● **Requirements**: Copy each of the following entries word for word, keeping every line as it is.

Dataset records
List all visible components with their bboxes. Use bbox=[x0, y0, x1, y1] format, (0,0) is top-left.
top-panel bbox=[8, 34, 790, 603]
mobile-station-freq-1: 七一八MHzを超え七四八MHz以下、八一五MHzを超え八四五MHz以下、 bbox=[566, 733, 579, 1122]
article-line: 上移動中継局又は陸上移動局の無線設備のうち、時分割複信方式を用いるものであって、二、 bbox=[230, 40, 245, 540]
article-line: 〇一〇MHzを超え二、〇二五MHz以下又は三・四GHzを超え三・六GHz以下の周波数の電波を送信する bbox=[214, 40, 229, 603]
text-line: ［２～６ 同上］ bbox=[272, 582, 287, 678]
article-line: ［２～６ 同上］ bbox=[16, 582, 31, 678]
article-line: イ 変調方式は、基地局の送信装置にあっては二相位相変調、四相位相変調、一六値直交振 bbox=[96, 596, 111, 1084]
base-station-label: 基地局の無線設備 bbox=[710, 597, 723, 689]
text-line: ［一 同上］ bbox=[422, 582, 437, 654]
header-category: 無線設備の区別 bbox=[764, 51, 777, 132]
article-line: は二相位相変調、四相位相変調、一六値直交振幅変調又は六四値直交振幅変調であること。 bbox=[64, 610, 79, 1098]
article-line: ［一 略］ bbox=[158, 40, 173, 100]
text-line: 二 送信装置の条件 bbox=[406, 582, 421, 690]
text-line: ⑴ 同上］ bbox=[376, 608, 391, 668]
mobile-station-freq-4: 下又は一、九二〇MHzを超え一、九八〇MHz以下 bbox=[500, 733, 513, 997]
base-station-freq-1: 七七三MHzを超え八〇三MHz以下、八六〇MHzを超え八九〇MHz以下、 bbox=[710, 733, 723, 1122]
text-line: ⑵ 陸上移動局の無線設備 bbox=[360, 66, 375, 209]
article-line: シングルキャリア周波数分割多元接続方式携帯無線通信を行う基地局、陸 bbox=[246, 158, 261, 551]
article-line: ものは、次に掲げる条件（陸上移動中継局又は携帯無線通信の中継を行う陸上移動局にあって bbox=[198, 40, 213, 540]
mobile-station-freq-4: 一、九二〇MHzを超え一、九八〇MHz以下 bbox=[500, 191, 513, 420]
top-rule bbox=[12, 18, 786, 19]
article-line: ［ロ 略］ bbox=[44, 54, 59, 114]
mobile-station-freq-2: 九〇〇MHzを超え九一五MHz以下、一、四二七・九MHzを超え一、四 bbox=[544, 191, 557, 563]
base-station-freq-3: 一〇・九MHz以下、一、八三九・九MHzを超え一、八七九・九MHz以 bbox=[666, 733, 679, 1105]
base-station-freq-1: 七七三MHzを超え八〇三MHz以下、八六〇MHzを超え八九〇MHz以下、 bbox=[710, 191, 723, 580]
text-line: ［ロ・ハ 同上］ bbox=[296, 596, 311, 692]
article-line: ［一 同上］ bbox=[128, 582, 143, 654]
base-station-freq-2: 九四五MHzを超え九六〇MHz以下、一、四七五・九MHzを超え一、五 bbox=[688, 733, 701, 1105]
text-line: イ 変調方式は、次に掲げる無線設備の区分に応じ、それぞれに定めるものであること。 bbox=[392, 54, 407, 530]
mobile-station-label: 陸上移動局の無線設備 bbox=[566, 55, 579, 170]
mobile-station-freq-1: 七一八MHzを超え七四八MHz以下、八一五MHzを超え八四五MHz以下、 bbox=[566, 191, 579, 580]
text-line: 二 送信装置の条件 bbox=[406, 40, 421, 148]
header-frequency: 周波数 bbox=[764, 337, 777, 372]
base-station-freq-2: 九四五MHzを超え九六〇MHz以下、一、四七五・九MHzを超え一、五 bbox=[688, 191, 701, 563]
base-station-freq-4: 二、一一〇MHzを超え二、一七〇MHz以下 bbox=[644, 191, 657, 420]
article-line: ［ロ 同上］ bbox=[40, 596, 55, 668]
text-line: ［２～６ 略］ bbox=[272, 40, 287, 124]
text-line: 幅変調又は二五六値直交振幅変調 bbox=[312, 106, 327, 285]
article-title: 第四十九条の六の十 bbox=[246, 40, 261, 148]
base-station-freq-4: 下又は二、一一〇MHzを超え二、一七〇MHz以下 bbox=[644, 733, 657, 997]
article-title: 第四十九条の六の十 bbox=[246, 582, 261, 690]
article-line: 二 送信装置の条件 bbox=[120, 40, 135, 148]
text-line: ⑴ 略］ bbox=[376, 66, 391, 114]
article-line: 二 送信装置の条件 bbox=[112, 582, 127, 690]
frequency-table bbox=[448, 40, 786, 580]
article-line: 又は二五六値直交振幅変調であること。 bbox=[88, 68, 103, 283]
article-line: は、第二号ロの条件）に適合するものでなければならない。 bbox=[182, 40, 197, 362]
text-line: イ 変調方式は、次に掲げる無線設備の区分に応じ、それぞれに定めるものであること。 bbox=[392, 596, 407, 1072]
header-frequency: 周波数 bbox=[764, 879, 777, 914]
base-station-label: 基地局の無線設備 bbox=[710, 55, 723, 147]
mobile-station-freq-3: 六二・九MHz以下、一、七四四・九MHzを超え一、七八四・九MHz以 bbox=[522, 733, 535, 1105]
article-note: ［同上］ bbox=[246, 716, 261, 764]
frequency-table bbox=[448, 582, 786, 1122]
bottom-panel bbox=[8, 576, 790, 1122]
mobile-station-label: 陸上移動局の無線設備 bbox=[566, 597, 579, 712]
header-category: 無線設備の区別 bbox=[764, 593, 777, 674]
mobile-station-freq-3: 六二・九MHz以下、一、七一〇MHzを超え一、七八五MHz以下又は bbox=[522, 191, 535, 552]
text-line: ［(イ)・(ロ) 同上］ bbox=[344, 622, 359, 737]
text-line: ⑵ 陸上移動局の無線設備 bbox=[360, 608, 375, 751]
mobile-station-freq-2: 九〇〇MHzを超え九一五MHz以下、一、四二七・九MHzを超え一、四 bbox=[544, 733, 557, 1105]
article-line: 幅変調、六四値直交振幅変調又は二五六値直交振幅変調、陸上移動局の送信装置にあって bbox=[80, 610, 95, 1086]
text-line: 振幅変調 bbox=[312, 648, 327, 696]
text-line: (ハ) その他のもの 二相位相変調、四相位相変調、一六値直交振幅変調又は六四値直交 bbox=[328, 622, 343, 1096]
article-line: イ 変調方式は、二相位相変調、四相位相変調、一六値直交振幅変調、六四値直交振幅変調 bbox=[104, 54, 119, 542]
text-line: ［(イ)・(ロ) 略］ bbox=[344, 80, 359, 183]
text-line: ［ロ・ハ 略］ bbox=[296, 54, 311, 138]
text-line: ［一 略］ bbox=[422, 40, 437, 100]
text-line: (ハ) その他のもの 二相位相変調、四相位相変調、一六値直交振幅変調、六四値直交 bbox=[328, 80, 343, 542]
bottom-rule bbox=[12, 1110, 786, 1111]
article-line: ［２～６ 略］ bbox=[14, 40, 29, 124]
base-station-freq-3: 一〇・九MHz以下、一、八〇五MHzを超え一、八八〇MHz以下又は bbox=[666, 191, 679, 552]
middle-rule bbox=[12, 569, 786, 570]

● **Result of this exercise**:
List all visible components with their bboxes. Use bbox=[x0, y0, x1, y1] format, (0,0) is top-left.
top-panel bbox=[8, 34, 790, 603]
mobile-station-freq-1: 七一八MHzを超え七四八MHz以下、八一五MHzを超え八四五MHz以下、 bbox=[566, 733, 579, 1122]
article-line: 上移動中継局又は陸上移動局の無線設備のうち、時分割複信方式を用いるものであって、二、 bbox=[230, 40, 245, 540]
article-line: 〇一〇MHzを超え二、〇二五MHz以下又は三・四GHzを超え三・六GHz以下の周波数の電波を送信する bbox=[214, 40, 229, 603]
text-line: ［２～６ 同上］ bbox=[272, 582, 287, 678]
article-line: ［２～６ 同上］ bbox=[16, 582, 31, 678]
article-line: イ 変調方式は、基地局の送信装置にあっては二相位相変調、四相位相変調、一六値直交振 bbox=[96, 596, 111, 1084]
base-station-label: 基地局の無線設備 bbox=[710, 597, 723, 689]
text-line: ［一 同上］ bbox=[422, 582, 437, 654]
header-category: 無線設備の区別 bbox=[764, 51, 777, 132]
article-line: は二相位相変調、四相位相変調、一六値直交振幅変調又は六四値直交振幅変調であること。 bbox=[64, 610, 79, 1098]
article-line: ［一 略］ bbox=[158, 40, 173, 100]
text-line: 二 送信装置の条件 bbox=[406, 582, 421, 690]
text-line: ⑴ 同上］ bbox=[376, 608, 391, 668]
mobile-station-freq-4: 下又は一、九二〇MHzを超え一、九八〇MHz以下 bbox=[500, 733, 513, 997]
base-station-freq-1: 七七三MHzを超え八〇三MHz以下、八六〇MHzを超え八九〇MHz以下、 bbox=[710, 733, 723, 1122]
text-line: ⑵ 陸上移動局の無線設備 bbox=[360, 66, 375, 209]
article-line: シングルキャリア周波数分割多元接続方式携帯無線通信を行う基地局、陸 bbox=[246, 158, 261, 551]
article-line: ものは、次に掲げる条件（陸上移動中継局又は携帯無線通信の中継を行う陸上移動局にあって bbox=[198, 40, 213, 540]
mobile-station-freq-4: 一、九二〇MHzを超え一、九八〇MHz以下 bbox=[500, 191, 513, 420]
top-rule bbox=[12, 18, 786, 19]
article-line: ［ロ 略］ bbox=[44, 54, 59, 114]
mobile-station-freq-2: 九〇〇MHzを超え九一五MHz以下、一、四二七・九MHzを超え一、四 bbox=[544, 191, 557, 563]
base-station-freq-3: 一〇・九MHz以下、一、八三九・九MHzを超え一、八七九・九MHz以 bbox=[666, 733, 679, 1105]
base-station-freq-1: 七七三MHzを超え八〇三MHz以下、八六〇MHzを超え八九〇MHz以下、 bbox=[710, 191, 723, 580]
text-line: ［ロ・ハ 同上］ bbox=[296, 596, 311, 692]
article-line: ［一 同上］ bbox=[128, 582, 143, 654]
base-station-freq-2: 九四五MHzを超え九六〇MHz以下、一、四七五・九MHzを超え一、五 bbox=[688, 733, 701, 1105]
text-line: イ 変調方式は、次に掲げる無線設備の区分に応じ、それぞれに定めるものであること。 bbox=[392, 54, 407, 530]
mobile-station-label: 陸上移動局の無線設備 bbox=[566, 55, 579, 170]
mobile-station-freq-1: 七一八MHzを超え七四八MHz以下、八一五MHzを超え八四五MHz以下、 bbox=[566, 191, 579, 580]
text-line: 二 送信装置の条件 bbox=[406, 40, 421, 148]
header-frequency: 周波数 bbox=[764, 337, 777, 372]
base-station-freq-2: 九四五MHzを超え九六〇MHz以下、一、四七五・九MHzを超え一、五 bbox=[688, 191, 701, 563]
base-station-freq-4: 二、一一〇MHzを超え二、一七〇MHz以下 bbox=[644, 191, 657, 420]
article-line: ［ロ 同上］ bbox=[40, 596, 55, 668]
text-line: ［２～６ 略］ bbox=[272, 40, 287, 124]
text-line: 幅変調又は二五六値直交振幅変調 bbox=[312, 106, 327, 285]
article-title: 第四十九条の六の十 bbox=[246, 40, 261, 148]
base-station-freq-4: 下又は二、一一〇MHzを超え二、一七〇MHz以下 bbox=[644, 733, 657, 997]
article-title: 第四十九条の六の十 bbox=[246, 582, 261, 690]
article-line: 二 送信装置の条件 bbox=[120, 40, 135, 148]
text-line: ⑴ 略］ bbox=[376, 66, 391, 114]
article-line: 二 送信装置の条件 bbox=[112, 582, 127, 690]
frequency-table bbox=[448, 40, 786, 580]
article-line: 又は二五六値直交振幅変調であること。 bbox=[88, 68, 103, 283]
article-line: は、第二号ロの条件）に適合するものでなければならない。 bbox=[182, 40, 197, 362]
text-line: イ 変調方式は、次に掲げる無線設備の区分に応じ、それぞれに定めるものであること。 bbox=[392, 596, 407, 1072]
header-frequency: 周波数 bbox=[764, 879, 777, 914]
base-station-label: 基地局の無線設備 bbox=[710, 55, 723, 147]
mobile-station-freq-3: 六二・九MHz以下、一、七四四・九MHzを超え一、七八四・九MHz以 bbox=[522, 733, 535, 1105]
article-note: ［同上］ bbox=[246, 716, 261, 764]
frequency-table bbox=[448, 582, 786, 1122]
bottom-panel bbox=[8, 576, 790, 1122]
mobile-station-label: 陸上移動局の無線設備 bbox=[566, 597, 579, 712]
header-category: 無線設備の区別 bbox=[764, 593, 777, 674]
mobile-station-freq-3: 六二・九MHz以下、一、七一〇MHzを超え一、七八五MHz以下又は bbox=[522, 191, 535, 552]
text-line: ［(イ)・(ロ) 同上］ bbox=[344, 622, 359, 737]
text-line: ⑵ 陸上移動局の無線設備 bbox=[360, 608, 375, 751]
mobile-station-freq-2: 九〇〇MHzを超え九一五MHz以下、一、四二七・九MHzを超え一、四 bbox=[544, 733, 557, 1105]
article-line: 幅変調、六四値直交振幅変調又は二五六値直交振幅変調、陸上移動局の送信装置にあって bbox=[80, 610, 95, 1086]
text-line: 振幅変調 bbox=[312, 648, 327, 696]
text-line: (ハ) その他のもの 二相位相変調、四相位相変調、一六値直交振幅変調又は六四値直交 bbox=[328, 622, 343, 1096]
article-line: イ 変調方式は、二相位相変調、四相位相変調、一六値直交振幅変調、六四値直交振幅変調 bbox=[104, 54, 119, 542]
text-line: ［(イ)・(ロ) 略］ bbox=[344, 80, 359, 183]
text-line: ［ロ・ハ 略］ bbox=[296, 54, 311, 138]
text-line: ［一 略］ bbox=[422, 40, 437, 100]
text-line: (ハ) その他のもの 二相位相変調、四相位相変調、一六値直交振幅変調、六四値直交 bbox=[328, 80, 343, 542]
bottom-rule bbox=[12, 1110, 786, 1111]
article-line: ［２～６ 略］ bbox=[14, 40, 29, 124]
base-station-freq-3: 一〇・九MHz以下、一、八〇五MHzを超え一、八八〇MHz以下又は bbox=[666, 191, 679, 552]
middle-rule bbox=[12, 569, 786, 570]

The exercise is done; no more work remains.